* [Written problem]:
Copy all the material below, exactly as it stands.

* [Entries from a dataset]:
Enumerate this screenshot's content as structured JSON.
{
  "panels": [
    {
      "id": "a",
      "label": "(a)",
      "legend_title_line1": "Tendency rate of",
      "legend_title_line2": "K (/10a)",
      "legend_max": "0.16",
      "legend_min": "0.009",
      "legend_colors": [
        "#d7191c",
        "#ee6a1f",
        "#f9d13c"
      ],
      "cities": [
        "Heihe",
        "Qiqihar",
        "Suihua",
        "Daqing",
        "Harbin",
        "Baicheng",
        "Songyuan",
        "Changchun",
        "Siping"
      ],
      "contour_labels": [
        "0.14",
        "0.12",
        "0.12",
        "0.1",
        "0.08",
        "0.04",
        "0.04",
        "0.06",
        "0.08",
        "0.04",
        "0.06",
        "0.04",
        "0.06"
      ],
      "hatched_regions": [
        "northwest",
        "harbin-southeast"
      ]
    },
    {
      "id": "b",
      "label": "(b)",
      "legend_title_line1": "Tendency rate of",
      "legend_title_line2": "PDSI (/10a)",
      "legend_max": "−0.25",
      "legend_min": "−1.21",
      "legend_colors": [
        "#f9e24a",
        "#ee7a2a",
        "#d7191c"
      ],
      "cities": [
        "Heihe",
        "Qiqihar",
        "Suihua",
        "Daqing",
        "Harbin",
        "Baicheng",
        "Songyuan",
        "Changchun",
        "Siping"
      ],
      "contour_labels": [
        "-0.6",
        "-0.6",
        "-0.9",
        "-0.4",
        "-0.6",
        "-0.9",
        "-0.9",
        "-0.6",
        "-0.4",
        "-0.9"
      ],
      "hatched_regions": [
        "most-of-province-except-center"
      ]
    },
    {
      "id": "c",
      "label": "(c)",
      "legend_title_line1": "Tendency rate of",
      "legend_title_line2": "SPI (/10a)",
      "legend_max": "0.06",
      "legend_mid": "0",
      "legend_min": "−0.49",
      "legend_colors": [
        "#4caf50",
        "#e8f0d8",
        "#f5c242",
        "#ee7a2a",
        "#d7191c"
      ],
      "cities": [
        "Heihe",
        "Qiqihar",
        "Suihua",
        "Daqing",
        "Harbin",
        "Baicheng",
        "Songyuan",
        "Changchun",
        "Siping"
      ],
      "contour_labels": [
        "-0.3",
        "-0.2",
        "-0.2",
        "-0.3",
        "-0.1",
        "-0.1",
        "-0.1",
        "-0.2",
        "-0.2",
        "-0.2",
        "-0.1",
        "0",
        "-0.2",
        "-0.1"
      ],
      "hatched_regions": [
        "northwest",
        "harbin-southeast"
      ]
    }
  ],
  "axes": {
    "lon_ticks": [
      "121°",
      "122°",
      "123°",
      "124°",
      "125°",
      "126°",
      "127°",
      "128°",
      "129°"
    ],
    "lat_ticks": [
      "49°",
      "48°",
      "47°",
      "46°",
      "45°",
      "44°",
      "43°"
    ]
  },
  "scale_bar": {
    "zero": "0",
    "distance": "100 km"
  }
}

* [Final answer]:
Enumerate this screenshot's content as structured JSON.
{
  "panels": [
    {
      "id": "a",
      "label": "(a)",
      "legend_title_line1": "Tendency rate of",
      "legend_title_line2": "K (/10a)",
      "legend_max": "0.16",
      "legend_min": "0.009",
      "legend_colors": [
        "#d7191c",
        "#ee6a1f",
        "#f9d13c"
      ],
      "cities": [
        "Heihe",
        "Qiqihar",
        "Suihua",
        "Daqing",
        "Harbin",
        "Baicheng",
        "Songyuan",
        "Changchun",
        "Siping"
      ],
      "contour_labels": [
        "0.14",
        "0.12",
        "0.12",
        "0.1",
        "0.08",
        "0.04",
        "0.04",
        "0.06",
        "0.08",
        "0.04",
        "0.06",
        "0.04",
        "0.06"
      ],
      "hatched_regions": [
        "northwest",
        "harbin-southeast"
      ]
    },
    {
      "id": "b",
      "label": "(b)",
      "legend_title_line1": "Tendency rate of",
      "legend_title_line2": "PDSI (/10a)",
      "legend_max": "−0.25",
      "legend_min": "−1.21",
      "legend_colors": [
        "#f9e24a",
        "#ee7a2a",
        "#d7191c"
      ],
      "cities": [
        "Heihe",
        "Qiqihar",
        "Suihua",
        "Daqing",
        "Harbin",
        "Baicheng",
        "Songyuan",
        "Changchun",
        "Siping"
      ],
      "contour_labels": [
        "-0.6",
        "-0.6",
        "-0.9",
        "-0.4",
        "-0.6",
        "-0.9",
        "-0.9",
        "-0.6",
        "-0.4",
        "-0.9"
      ],
      "hatched_regions": [
        "most-of-province-except-center"
      ]
    },
    {
      "id": "c",
      "label": "(c)",
      "legend_title_line1": "Tendency rate of",
      "legend_title_line2": "SPI (/10a)",
      "legend_max": "0.06",
      "legend_mid": "0",
      "legend_min": "−0.49",
      "legend_colors": [
        "#4caf50",
        "#e8f0d8",
        "#f5c242",
        "#ee7a2a",
        "#d7191c"
      ],
      "cities": [
        "Heihe",
        "Qiqihar",
        "Suihua",
        "Daqing",
        "Harbin",
        "Baicheng",
        "Songyuan",
        "Changchun",
        "Siping"
      ],
      "contour_labels": [
        "-0.3",
        "-0.2",
        "-0.2",
        "-0.3",
        "-0.1",
        "-0.1",
        "-0.1",
        "-0.2",
        "-0.2",
        "-0.2",
        "-0.1",
        "0",
        "-0.2",
        "-0.1"
      ],
      "hatched_regions": [
        "northwest",
        "harbin-southeast"
      ]
    }
  ],
  "axes": {
    "lon_ticks": [
      "121°",
      "122°",
      "123°",
      "124°",
      "125°",
      "126°",
      "127°",
      "128°",
      "129°"
    ],
    "lat_ticks": [
      "49°",
      "48°",
      "47°",
      "46°",
      "45°",
      "44°",
      "43°"
    ]
  },
  "scale_bar": {
    "zero": "0",
    "distance": "100 km"
  }
}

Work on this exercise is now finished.